Update the comment on the classroom incident by giving the passage from "What I'm suggesting" up to and including "disruptive classroom behavior." again, with "trope" changed to "narrative".

***** Exercise text *****

6)  What were the roles of the teacher and administrator, who one would think were tasked with administering progressive discipline?   (Why not let her continue to play with here phone, then send her to in-school suspension where she would be  -- horrors! -- deprived of her phone?  That would make clear to the rest of the class that "Defiance hath its consequences.")


What I'm suggesting is that there may be some scapegoating going here, with the lowest guy on the totem pole being the one to be tossed out and the media more interested in tailoring this story to its usual trope of "white cop a) abuses, b) beats up c) shoots at or d) murders black kid."


I would never suggest that slamming a student onto the floor and dragging her out was ever proper, but I would suggest  that reporting the incident in all it's unique detail is more interesting and instructive than what we've gotten -- media apparactchiks sticking to giving us only their usual trope. 

Parents & taxpayers
Parents & taxpayers

It was evident in the original video clip that students were tired of this student's continually selfish and disruptive classroom behavior.

***** Supplied data *****

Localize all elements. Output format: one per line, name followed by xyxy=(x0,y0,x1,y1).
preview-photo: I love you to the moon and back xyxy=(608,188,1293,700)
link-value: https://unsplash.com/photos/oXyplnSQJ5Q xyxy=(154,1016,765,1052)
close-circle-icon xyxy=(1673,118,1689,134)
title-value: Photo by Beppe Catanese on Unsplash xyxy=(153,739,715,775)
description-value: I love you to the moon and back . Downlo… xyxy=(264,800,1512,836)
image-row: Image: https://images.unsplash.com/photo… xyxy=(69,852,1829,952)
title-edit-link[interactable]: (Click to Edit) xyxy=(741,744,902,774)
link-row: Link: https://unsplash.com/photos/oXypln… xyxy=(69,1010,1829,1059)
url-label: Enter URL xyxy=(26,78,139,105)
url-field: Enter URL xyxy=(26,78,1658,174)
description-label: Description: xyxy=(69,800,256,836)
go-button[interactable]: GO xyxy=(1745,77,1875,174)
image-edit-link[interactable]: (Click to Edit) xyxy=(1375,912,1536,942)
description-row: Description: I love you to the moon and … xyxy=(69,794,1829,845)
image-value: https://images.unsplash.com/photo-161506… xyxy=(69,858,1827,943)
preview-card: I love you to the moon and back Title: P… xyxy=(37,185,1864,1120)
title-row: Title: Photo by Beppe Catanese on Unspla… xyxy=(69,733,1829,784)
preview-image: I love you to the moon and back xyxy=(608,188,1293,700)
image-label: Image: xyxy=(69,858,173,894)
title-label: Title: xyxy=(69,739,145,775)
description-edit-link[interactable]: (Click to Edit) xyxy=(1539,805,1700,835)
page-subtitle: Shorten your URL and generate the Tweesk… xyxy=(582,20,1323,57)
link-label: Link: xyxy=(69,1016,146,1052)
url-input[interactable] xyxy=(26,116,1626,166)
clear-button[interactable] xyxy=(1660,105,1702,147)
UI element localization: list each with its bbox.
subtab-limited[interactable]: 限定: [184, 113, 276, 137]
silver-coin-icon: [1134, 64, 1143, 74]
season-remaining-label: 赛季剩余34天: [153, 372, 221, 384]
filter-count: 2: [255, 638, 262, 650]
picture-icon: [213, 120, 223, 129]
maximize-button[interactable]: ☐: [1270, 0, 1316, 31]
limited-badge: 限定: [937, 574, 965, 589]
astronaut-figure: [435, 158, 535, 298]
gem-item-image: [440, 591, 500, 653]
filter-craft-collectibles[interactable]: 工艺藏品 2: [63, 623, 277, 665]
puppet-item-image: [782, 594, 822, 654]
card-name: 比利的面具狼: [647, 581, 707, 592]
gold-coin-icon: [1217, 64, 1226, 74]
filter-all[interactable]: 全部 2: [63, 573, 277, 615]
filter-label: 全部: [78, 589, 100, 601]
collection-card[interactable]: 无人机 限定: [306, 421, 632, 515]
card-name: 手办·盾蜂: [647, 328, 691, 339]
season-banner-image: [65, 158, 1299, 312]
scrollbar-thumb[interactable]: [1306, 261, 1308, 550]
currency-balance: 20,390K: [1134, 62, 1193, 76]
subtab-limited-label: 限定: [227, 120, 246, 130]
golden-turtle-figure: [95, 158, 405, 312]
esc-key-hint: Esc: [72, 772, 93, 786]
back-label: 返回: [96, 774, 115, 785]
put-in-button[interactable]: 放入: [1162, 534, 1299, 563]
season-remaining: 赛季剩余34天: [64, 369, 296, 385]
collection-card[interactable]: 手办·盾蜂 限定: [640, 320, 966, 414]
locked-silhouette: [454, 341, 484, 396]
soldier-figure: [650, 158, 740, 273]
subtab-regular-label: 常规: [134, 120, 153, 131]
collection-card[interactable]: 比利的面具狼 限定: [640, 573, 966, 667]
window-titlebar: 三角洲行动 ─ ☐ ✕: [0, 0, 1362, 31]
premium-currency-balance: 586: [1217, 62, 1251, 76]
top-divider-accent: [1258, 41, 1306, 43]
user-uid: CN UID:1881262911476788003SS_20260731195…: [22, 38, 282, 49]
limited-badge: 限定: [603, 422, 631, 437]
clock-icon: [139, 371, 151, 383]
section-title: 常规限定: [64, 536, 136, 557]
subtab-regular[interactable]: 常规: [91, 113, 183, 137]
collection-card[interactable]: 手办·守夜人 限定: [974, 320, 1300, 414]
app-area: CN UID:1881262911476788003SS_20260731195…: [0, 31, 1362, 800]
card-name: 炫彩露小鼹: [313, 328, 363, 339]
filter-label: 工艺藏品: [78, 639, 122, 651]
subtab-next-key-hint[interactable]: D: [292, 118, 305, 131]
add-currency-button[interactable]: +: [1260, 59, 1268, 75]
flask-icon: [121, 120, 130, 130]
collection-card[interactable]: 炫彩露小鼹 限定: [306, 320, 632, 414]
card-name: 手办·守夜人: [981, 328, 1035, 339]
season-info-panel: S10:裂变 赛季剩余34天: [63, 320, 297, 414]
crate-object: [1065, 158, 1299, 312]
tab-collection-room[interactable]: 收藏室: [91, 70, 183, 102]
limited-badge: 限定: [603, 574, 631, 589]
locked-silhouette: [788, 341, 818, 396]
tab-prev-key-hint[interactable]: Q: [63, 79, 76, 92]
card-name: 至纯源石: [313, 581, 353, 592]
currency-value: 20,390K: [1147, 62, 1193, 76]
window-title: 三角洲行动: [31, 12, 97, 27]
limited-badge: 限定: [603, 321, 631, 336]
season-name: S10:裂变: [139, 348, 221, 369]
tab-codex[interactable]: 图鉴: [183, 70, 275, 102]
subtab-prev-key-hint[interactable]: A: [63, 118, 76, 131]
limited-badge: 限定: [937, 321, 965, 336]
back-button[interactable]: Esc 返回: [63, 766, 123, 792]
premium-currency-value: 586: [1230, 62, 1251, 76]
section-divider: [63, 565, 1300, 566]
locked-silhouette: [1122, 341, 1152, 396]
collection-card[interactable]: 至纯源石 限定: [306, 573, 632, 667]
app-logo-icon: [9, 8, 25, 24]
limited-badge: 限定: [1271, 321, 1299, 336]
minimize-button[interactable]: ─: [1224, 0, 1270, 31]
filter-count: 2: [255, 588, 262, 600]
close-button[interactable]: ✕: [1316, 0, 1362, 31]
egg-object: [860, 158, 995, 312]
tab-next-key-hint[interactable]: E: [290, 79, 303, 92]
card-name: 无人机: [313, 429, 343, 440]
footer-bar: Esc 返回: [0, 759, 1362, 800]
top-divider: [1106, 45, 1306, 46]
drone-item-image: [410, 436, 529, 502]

*****

**Answer area**
What I'm suggesting is that there may be some scapegoating going here, with the lowest guy on the totem pole being the one to be tossed out and the media more interested in tailoring this story to its usual narrative of "white cop a) abuses, b) beats up c) shoots at or d) murders black kid."


I would never suggest that slamming a student onto the floor and dragging her out was ever proper, but I would suggest  that reporting the incident in all it's unique detail is more interesting and instructive than what we've gotten -- media apparactchiks sticking to giving us only their usual narrative. 

Parents & taxpayers
Parents & taxpayers

It was evident in the original video clip that students were tired of this student's continually selfish and disruptive classroom behavior.